__What you need to do__. Reproduce every record below exactly as written, but leave out any pictures.

Figure contents as structured data:
++++++++++
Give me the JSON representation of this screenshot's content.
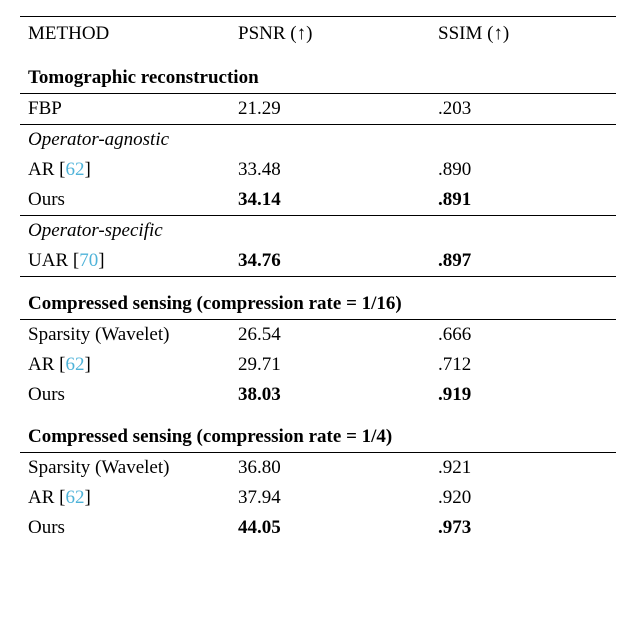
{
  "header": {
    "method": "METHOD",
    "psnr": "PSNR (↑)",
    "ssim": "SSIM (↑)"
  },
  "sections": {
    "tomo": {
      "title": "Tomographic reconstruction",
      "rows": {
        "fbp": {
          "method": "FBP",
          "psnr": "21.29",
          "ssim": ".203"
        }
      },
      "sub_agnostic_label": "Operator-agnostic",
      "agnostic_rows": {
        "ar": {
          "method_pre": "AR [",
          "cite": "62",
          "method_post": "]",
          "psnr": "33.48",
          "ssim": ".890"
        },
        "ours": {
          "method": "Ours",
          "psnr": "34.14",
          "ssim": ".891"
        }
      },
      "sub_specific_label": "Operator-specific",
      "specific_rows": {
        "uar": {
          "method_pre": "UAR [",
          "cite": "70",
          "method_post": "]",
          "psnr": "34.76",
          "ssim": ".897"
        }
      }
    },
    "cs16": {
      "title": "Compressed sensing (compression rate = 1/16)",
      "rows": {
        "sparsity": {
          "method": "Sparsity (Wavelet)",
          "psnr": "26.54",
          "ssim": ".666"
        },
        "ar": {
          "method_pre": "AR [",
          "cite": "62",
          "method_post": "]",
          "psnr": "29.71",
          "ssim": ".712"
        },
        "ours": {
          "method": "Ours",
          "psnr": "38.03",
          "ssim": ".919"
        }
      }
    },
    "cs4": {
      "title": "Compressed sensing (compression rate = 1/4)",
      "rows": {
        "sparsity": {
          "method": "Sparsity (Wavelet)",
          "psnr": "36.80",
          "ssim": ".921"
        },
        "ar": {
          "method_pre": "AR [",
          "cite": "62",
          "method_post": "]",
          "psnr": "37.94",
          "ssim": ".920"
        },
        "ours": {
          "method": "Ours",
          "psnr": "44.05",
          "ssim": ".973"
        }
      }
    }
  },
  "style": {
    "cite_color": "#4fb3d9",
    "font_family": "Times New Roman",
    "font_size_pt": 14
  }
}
++++++++++
__Reply to the exercise__.
Give me the JSON representation of this screenshot's content.
{
  "header": {
    "method": "METHOD",
    "psnr": "PSNR (↑)",
    "ssim": "SSIM (↑)"
  },
  "sections": {
    "tomo": {
      "title": "Tomographic reconstruction",
      "rows": {
        "fbp": {
          "method": "FBP",
          "psnr": "21.29",
          "ssim": ".203"
        }
      },
      "sub_agnostic_label": "Operator-agnostic",
      "agnostic_rows": {
        "ar": {
          "method_pre": "AR [",
          "cite": "62",
          "method_post": "]",
          "psnr": "33.48",
          "ssim": ".890"
        },
        "ours": {
          "method": "Ours",
          "psnr": "34.14",
          "ssim": ".891"
        }
      },
      "sub_specific_label": "Operator-specific",
      "specific_rows": {
        "uar": {
          "method_pre": "UAR [",
          "cite": "70",
          "method_post": "]",
          "psnr": "34.76",
          "ssim": ".897"
        }
      }
    },
    "cs16": {
      "title": "Compressed sensing (compression rate = 1/16)",
      "rows": {
        "sparsity": {
          "method": "Sparsity (Wavelet)",
          "psnr": "26.54",
          "ssim": ".666"
        },
        "ar": {
          "method_pre": "AR [",
          "cite": "62",
          "method_post": "]",
          "psnr": "29.71",
          "ssim": ".712"
        },
        "ours": {
          "method": "Ours",
          "psnr": "38.03",
          "ssim": ".919"
        }
      }
    },
    "cs4": {
      "title": "Compressed sensing (compression rate = 1/4)",
      "rows": {
        "sparsity": {
          "method": "Sparsity (Wavelet)",
          "psnr": "36.80",
          "ssim": ".921"
        },
        "ar": {
          "method_pre": "AR [",
          "cite": "62",
          "method_post": "]",
          "psnr": "37.94",
          "ssim": ".920"
        },
        "ours": {
          "method": "Ours",
          "psnr": "44.05",
          "ssim": ".973"
        }
      }
    }
  },
  "style": {
    "cite_color": "#4fb3d9",
    "font_family": "Times New Roman",
    "font_size_pt": 14
  }
}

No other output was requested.